* Begin *
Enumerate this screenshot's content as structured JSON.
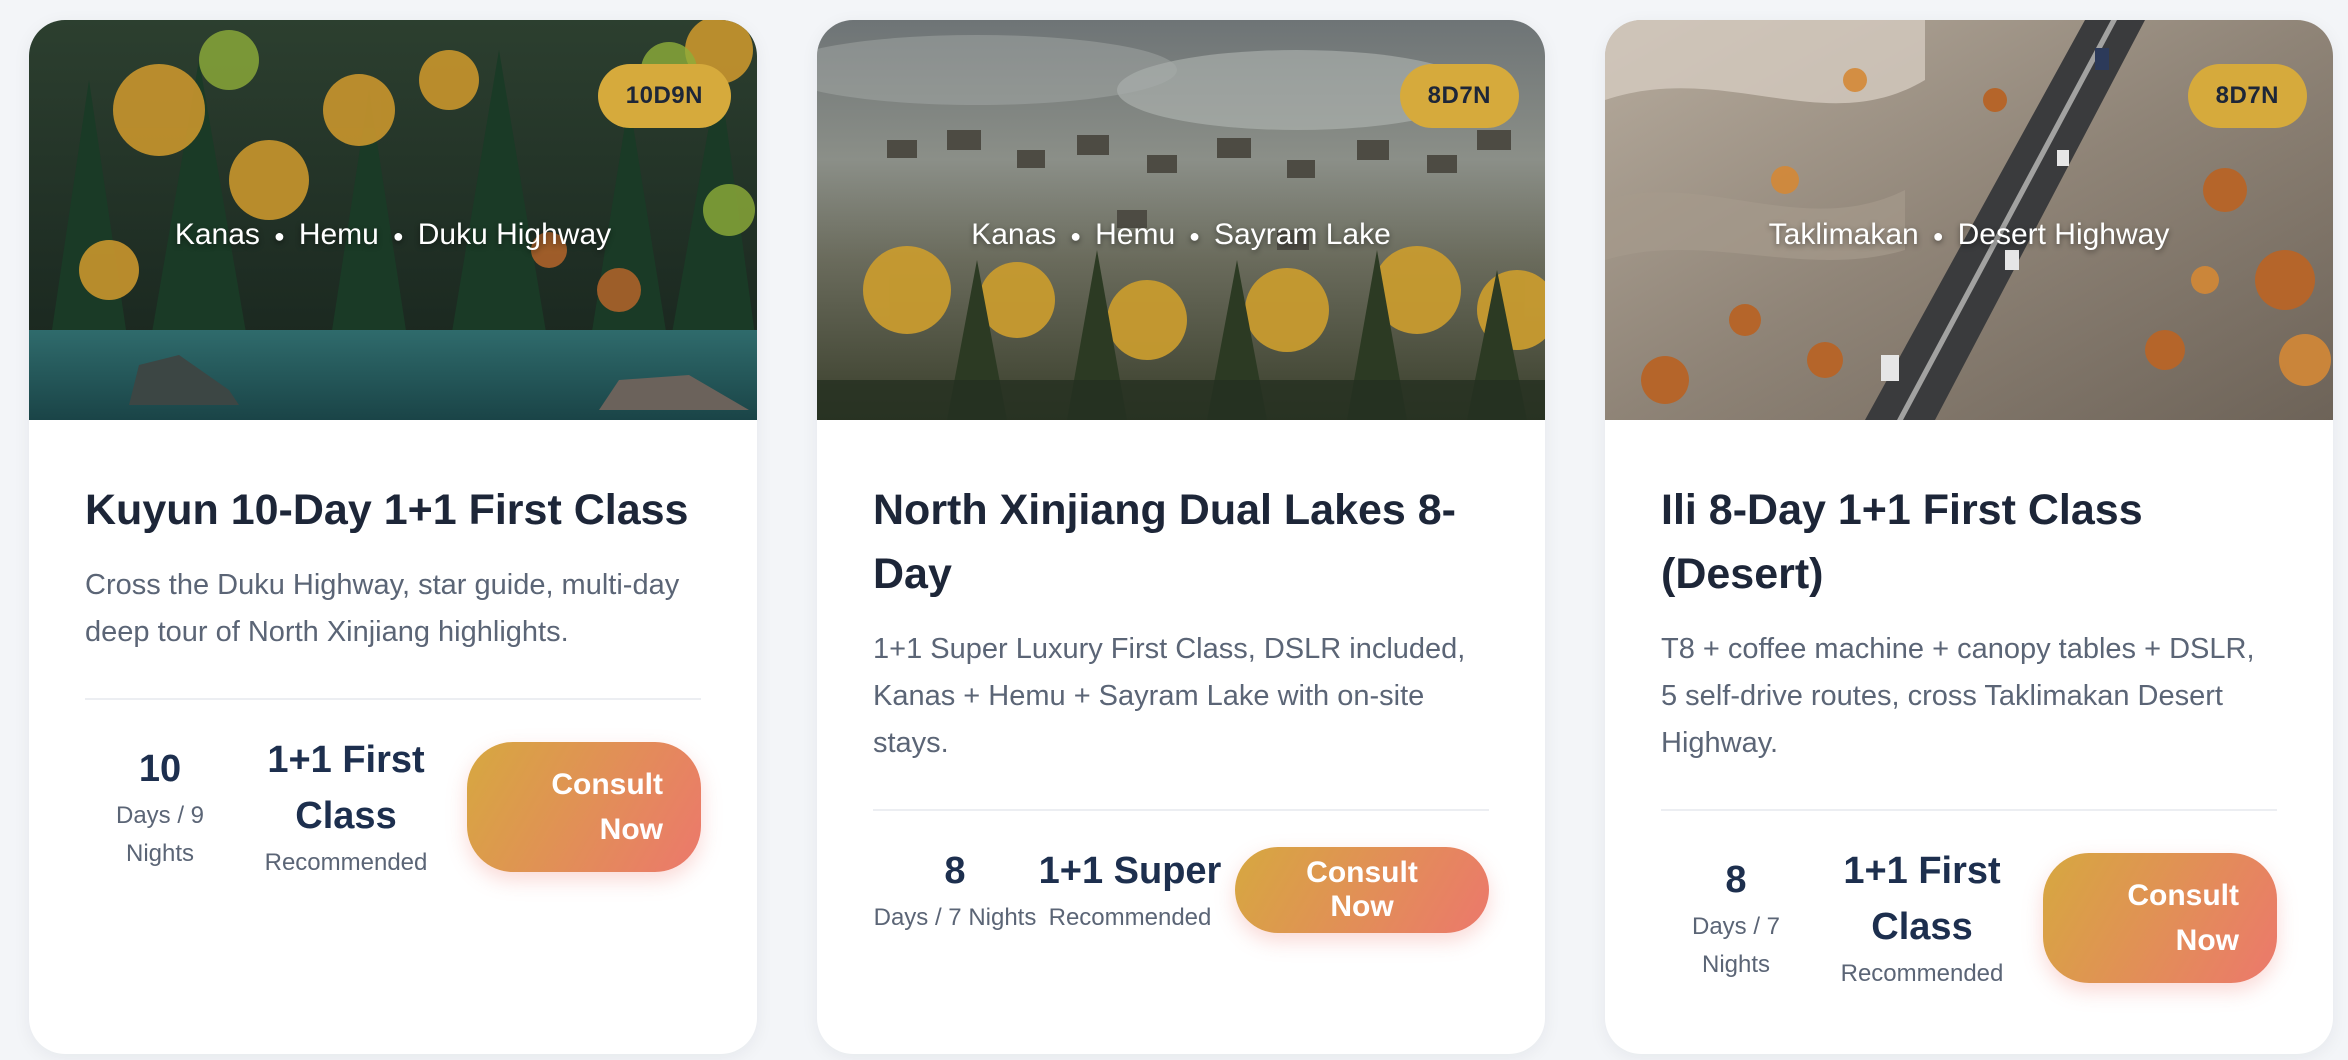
{
  "cards": [
    {
      "badge": "10D9N",
      "route": [
        "Kanas",
        "Hemu",
        "Duku Highway"
      ],
      "title": "Kuyun 10-Day 1+1 First Class",
      "description": "Cross the Duku Highway, star guide, multi-day deep tour of North Xinjiang highlights.",
      "duration_value": "10",
      "duration_label": "Days / 9 Nights",
      "class_value": "1+1 First Class",
      "class_label": "Recommended",
      "button_label": "Consult Now"
    },
    {
      "badge": "8D7N",
      "route": [
        "Kanas",
        "Hemu",
        "Sayram Lake"
      ],
      "title": "North Xinjiang Dual Lakes 8-Day",
      "description": "1+1 Super Luxury First Class, DSLR included, Kanas + Hemu + Sayram Lake with on-site stays.",
      "duration_value": "8",
      "duration_label": "Days / 7 Nights",
      "class_value": "1+1 Super",
      "class_label": "Recommended",
      "button_label": "Consult Now"
    },
    {
      "badge": "8D7N",
      "route": [
        "Taklimakan",
        "Desert Highway"
      ],
      "title": "Ili 8-Day 1+1 First Class (Desert)",
      "description": "T8 + coffee machine + canopy tables + DSLR, 5 self-drive routes, cross Taklimakan Desert Highway.",
      "duration_value": "8",
      "duration_label": "Days / 7 Nights",
      "class_value": "1+1 First Class",
      "class_label": "Recommended",
      "button_label": "Consult Now"
    }
  ],
  "colors": {
    "badge": "#d6aa3c",
    "button_start": "#d6a840",
    "button_end": "#ec786c",
    "title": "#1d2638",
    "muted": "#5b6576"
  }
}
* End *
_Goal:_ Without the pictures, restate all of the entries above verbatim.

_Final result:_
Enumerate this screenshot's content as structured JSON.
{
  "cards": [
    {
      "badge": "10D9N",
      "route": [
        "Kanas",
        "Hemu",
        "Duku Highway"
      ],
      "title": "Kuyun 10-Day 1+1 First Class",
      "description": "Cross the Duku Highway, star guide, multi-day deep tour of North Xinjiang highlights.",
      "duration_value": "10",
      "duration_label": "Days / 9 Nights",
      "class_value": "1+1 First Class",
      "class_label": "Recommended",
      "button_label": "Consult Now"
    },
    {
      "badge": "8D7N",
      "route": [
        "Kanas",
        "Hemu",
        "Sayram Lake"
      ],
      "title": "North Xinjiang Dual Lakes 8-Day",
      "description": "1+1 Super Luxury First Class, DSLR included, Kanas + Hemu + Sayram Lake with on-site stays.",
      "duration_value": "8",
      "duration_label": "Days / 7 Nights",
      "class_value": "1+1 Super",
      "class_label": "Recommended",
      "button_label": "Consult Now"
    },
    {
      "badge": "8D7N",
      "route": [
        "Taklimakan",
        "Desert Highway"
      ],
      "title": "Ili 8-Day 1+1 First Class (Desert)",
      "description": "T8 + coffee machine + canopy tables + DSLR, 5 self-drive routes, cross Taklimakan Desert Highway.",
      "duration_value": "8",
      "duration_label": "Days / 7 Nights",
      "class_value": "1+1 First Class",
      "class_label": "Recommended",
      "button_label": "Consult Now"
    }
  ],
  "colors": {
    "badge": "#d6aa3c",
    "button_start": "#d6a840",
    "button_end": "#ec786c",
    "title": "#1d2638",
    "muted": "#5b6576"
  }
}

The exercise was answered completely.